-- begin Supplied data --

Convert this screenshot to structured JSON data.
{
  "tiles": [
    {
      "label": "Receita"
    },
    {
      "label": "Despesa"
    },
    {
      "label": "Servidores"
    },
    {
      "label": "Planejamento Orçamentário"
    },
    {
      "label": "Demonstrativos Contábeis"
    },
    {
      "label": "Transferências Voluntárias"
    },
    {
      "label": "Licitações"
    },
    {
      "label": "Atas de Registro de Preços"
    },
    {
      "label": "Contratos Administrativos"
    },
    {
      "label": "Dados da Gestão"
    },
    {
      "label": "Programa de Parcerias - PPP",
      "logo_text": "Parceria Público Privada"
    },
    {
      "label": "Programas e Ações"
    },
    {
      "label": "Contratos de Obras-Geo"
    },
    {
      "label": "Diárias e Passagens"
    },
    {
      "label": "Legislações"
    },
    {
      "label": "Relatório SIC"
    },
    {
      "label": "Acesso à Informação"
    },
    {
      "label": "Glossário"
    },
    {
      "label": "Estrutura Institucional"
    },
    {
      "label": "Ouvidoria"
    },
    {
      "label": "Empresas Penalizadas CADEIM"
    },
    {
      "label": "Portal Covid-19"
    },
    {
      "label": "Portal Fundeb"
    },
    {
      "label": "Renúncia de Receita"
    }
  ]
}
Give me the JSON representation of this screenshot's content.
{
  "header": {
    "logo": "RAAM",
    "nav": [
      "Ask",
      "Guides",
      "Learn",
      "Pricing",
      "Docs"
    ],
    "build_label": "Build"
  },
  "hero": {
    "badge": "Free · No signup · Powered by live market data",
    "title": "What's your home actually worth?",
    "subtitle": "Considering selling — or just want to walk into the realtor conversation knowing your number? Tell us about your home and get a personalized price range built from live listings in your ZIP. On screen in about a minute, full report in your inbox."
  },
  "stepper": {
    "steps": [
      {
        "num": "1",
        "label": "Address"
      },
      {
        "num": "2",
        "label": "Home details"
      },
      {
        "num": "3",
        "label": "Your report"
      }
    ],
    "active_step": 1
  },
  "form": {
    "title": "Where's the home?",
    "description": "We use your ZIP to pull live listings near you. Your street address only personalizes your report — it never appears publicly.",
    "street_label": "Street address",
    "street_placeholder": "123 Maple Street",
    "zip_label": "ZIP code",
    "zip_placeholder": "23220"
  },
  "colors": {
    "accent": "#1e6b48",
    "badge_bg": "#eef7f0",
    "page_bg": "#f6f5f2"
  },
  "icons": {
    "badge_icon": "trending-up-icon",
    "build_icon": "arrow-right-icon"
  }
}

-- end Supplied data --

__Given exercise__: Select all lines in the listing above where the word "screenshot" appears, and show them.

__Answer to this task__:
Convert this screenshot to structured JSON data.
Give me the JSON representation of this screenshot's content.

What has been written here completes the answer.